PROBLEM TO WORK ON
Below is a block of records; return all of them exactly, but without the images.

RECORDS SHOWN
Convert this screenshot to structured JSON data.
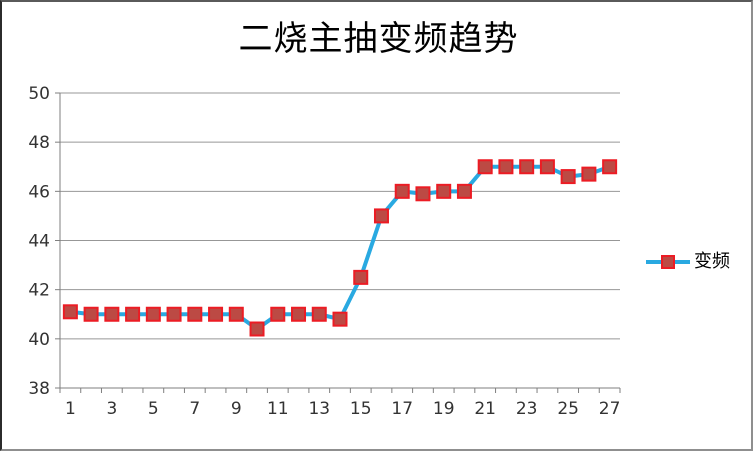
{
  "chart_data": {
    "type": "line",
    "title": "二烧主抽变频趋势",
    "x": [
      1,
      2,
      3,
      4,
      5,
      6,
      7,
      8,
      9,
      10,
      11,
      12,
      13,
      14,
      15,
      16,
      17,
      18,
      19,
      20,
      21,
      22,
      23,
      24,
      25,
      26,
      27
    ],
    "series": [
      {
        "name": "变频",
        "values": [
          41.1,
          41,
          41,
          41,
          41,
          41,
          41,
          41,
          41,
          40.4,
          41,
          41,
          41,
          40.8,
          42.5,
          45,
          46,
          45.9,
          46,
          46,
          47,
          47,
          47,
          47,
          46.6,
          46.7,
          47
        ]
      }
    ],
    "xlabel": "",
    "ylabel": "",
    "ylim": [
      38,
      50
    ],
    "ytick_step": 2,
    "ytick_labels": [
      "38",
      "40",
      "42",
      "44",
      "46",
      "48",
      "50"
    ],
    "xtick_labels": [
      "1",
      "3",
      "5",
      "7",
      "9",
      "11",
      "13",
      "15",
      "17",
      "19",
      "21",
      "23",
      "25",
      "27"
    ],
    "grid": "horizontal-only",
    "legend_position": "right",
    "colors": {
      "line": "#29a9e1",
      "marker_fill": "#bc4a44",
      "marker_stroke": "#ec1c24",
      "grid": "#979797",
      "axis": "#7f7f7f",
      "tick_label": "#333333",
      "title": "#000000",
      "background": "#ffffff"
    }
  },
  "legend": {
    "label": "变频"
  }
}
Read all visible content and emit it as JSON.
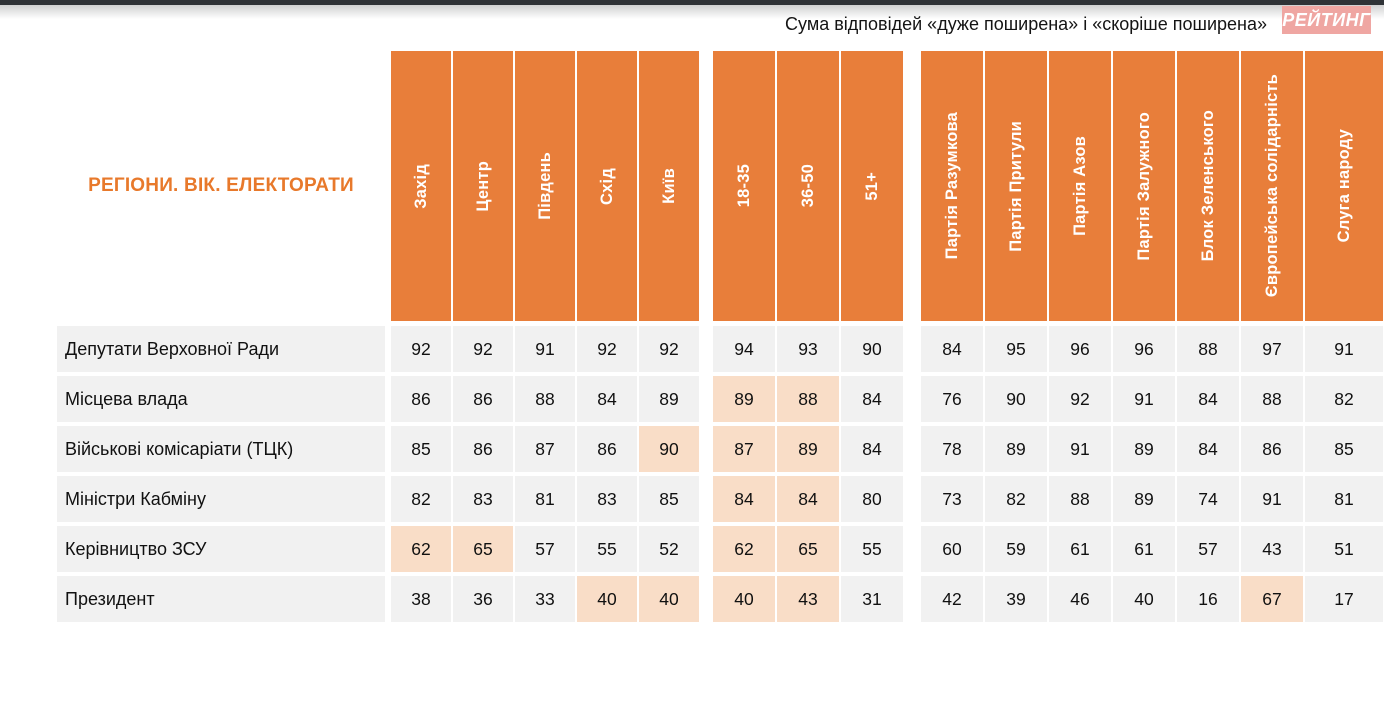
{
  "header": {
    "subtitle": "Сума відповідей «дуже поширена» і «скоріше поширена»",
    "logo_text": "РЕЙТИНГ"
  },
  "colors": {
    "header_orange": "#E87E3A",
    "cell_gray": "#F1F1F1",
    "highlight_peach": "#F9DDC7",
    "title_orange": "#E8792B",
    "top_bar": "#2F3337",
    "logo_pink": "#EFA6A2"
  },
  "chart_data": {
    "type": "table",
    "title": "РЕГІОНИ. ВІК. ЕЛЕКТОРАТИ",
    "subtitle": "Сума відповідей «дуже поширена» і «скоріше поширена»",
    "column_groups": [
      {
        "name": "regions",
        "columns": [
          "Захід",
          "Центр",
          "Південь",
          "Схід",
          "Київ"
        ]
      },
      {
        "name": "age",
        "columns": [
          "18-35",
          "36-50",
          "51+"
        ]
      },
      {
        "name": "electorates",
        "columns": [
          "Партія Разумкова",
          "Партія Притули",
          "Партія Азов",
          "Партія Залужного",
          "Блок Зеленського",
          "Європейська солідарність",
          "Слуга народу"
        ]
      }
    ],
    "rows": [
      {
        "label": "Депутати Верховної Ради",
        "values": [
          92,
          92,
          91,
          92,
          92,
          94,
          93,
          90,
          84,
          95,
          96,
          96,
          88,
          97,
          91
        ],
        "highlighted_cols": []
      },
      {
        "label": "Місцева влада",
        "values": [
          86,
          86,
          88,
          84,
          89,
          89,
          88,
          84,
          76,
          90,
          92,
          91,
          84,
          88,
          82
        ],
        "highlighted_cols": [
          5,
          6
        ]
      },
      {
        "label": "Військові комісаріати (ТЦК)",
        "values": [
          85,
          86,
          87,
          86,
          90,
          87,
          89,
          84,
          78,
          89,
          91,
          89,
          84,
          86,
          85
        ],
        "highlighted_cols": [
          4,
          5,
          6
        ]
      },
      {
        "label": "Міністри Кабміну",
        "values": [
          82,
          83,
          81,
          83,
          85,
          84,
          84,
          80,
          73,
          82,
          88,
          89,
          74,
          91,
          81
        ],
        "highlighted_cols": [
          5,
          6
        ]
      },
      {
        "label": "Керівництво ЗСУ",
        "values": [
          62,
          65,
          57,
          55,
          52,
          62,
          65,
          55,
          60,
          59,
          61,
          61,
          57,
          43,
          51
        ],
        "highlighted_cols": [
          0,
          1,
          5,
          6
        ]
      },
      {
        "label": "Президент",
        "values": [
          38,
          36,
          33,
          40,
          40,
          40,
          43,
          31,
          42,
          39,
          46,
          40,
          16,
          67,
          17
        ],
        "highlighted_cols": [
          3,
          4,
          5,
          6,
          13
        ]
      }
    ]
  }
}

SOLUTION BELOW
Convert this screenshot to structured JSON data.
{
  "chart_data": {
    "type": "line",
    "title": "二烧主抽变频趋势",
    "x": [
      1,
      2,
      3,
      4,
      5,
      6,
      7,
      8,
      9,
      10,
      11,
      12,
      13,
      14,
      15,
      16,
      17,
      18,
      19,
      20,
      21,
      22,
      23,
      24,
      25,
      26,
      27
    ],
    "series": [
      {
        "name": "变频",
        "values": [
          41.1,
          41,
          41,
          41,
          41,
          41,
          41,
          41,
          41,
          40.4,
          41,
          41,
          41,
          40.8,
          42.5,
          45,
          46,
          45.9,
          46,
          46,
          47,
          47,
          47,
          47,
          46.6,
          46.7,
          47
        ]
      }
    ],
    "xlabel": "",
    "ylabel": "",
    "ylim": [
      38,
      50
    ],
    "ytick_step": 2,
    "ytick_labels": [
      "38",
      "40",
      "42",
      "44",
      "46",
      "48",
      "50"
    ],
    "xtick_labels": [
      "1",
      "3",
      "5",
      "7",
      "9",
      "11",
      "13",
      "15",
      "17",
      "19",
      "21",
      "23",
      "25",
      "27"
    ],
    "grid": "horizontal-only",
    "legend_position": "right",
    "colors": {
      "line": "#29a9e1",
      "marker_fill": "#bc4a44",
      "marker_stroke": "#ec1c24",
      "grid": "#979797",
      "axis": "#7f7f7f",
      "tick_label": "#333333",
      "title": "#000000",
      "background": "#ffffff"
    }
  },
  "legend": {
    "label": "变频"
  }
}
Read all visible content and emit it as JSON.
{
  "header": {
    "subtitle": "Сума відповідей «дуже поширена» і «скоріше поширена»",
    "logo_text": "РЕЙТИНГ"
  },
  "colors": {
    "header_orange": "#E87E3A",
    "cell_gray": "#F1F1F1",
    "highlight_peach": "#F9DDC7",
    "title_orange": "#E8792B",
    "top_bar": "#2F3337",
    "logo_pink": "#EFA6A2"
  },
  "chart_data": {
    "type": "table",
    "title": "РЕГІОНИ. ВІК. ЕЛЕКТОРАТИ",
    "subtitle": "Сума відповідей «дуже поширена» і «скоріше поширена»",
    "column_groups": [
      {
        "name": "regions",
        "columns": [
          "Захід",
          "Центр",
          "Південь",
          "Схід",
          "Київ"
        ]
      },
      {
        "name": "age",
        "columns": [
          "18-35",
          "36-50",
          "51+"
        ]
      },
      {
        "name": "electorates",
        "columns": [
          "Партія Разумкова",
          "Партія Притули",
          "Партія Азов",
          "Партія Залужного",
          "Блок Зеленського",
          "Європейська солідарність",
          "Слуга народу"
        ]
      }
    ],
    "rows": [
      {
        "label": "Депутати Верховної Ради",
        "values": [
          92,
          92,
          91,
          92,
          92,
          94,
          93,
          90,
          84,
          95,
          96,
          96,
          88,
          97,
          91
        ],
        "highlighted_cols": []
      },
      {
        "label": "Місцева влада",
        "values": [
          86,
          86,
          88,
          84,
          89,
          89,
          88,
          84,
          76,
          90,
          92,
          91,
          84,
          88,
          82
        ],
        "highlighted_cols": [
          5,
          6
        ]
      },
      {
        "label": "Військові комісаріати (ТЦК)",
        "values": [
          85,
          86,
          87,
          86,
          90,
          87,
          89,
          84,
          78,
          89,
          91,
          89,
          84,
          86,
          85
        ],
        "highlighted_cols": [
          4,
          5,
          6
        ]
      },
      {
        "label": "Міністри Кабміну",
        "values": [
          82,
          83,
          81,
          83,
          85,
          84,
          84,
          80,
          73,
          82,
          88,
          89,
          74,
          91,
          81
        ],
        "highlighted_cols": [
          5,
          6
        ]
      },
      {
        "label": "Керівництво ЗСУ",
        "values": [
          62,
          65,
          57,
          55,
          52,
          62,
          65,
          55,
          60,
          59,
          61,
          61,
          57,
          43,
          51
        ],
        "highlighted_cols": [
          0,
          1,
          5,
          6
        ]
      },
      {
        "label": "Президент",
        "values": [
          38,
          36,
          33,
          40,
          40,
          40,
          43,
          31,
          42,
          39,
          46,
          40,
          16,
          67,
          17
        ],
        "highlighted_cols": [
          3,
          4,
          5,
          6,
          13
        ]
      }
    ]
  }
}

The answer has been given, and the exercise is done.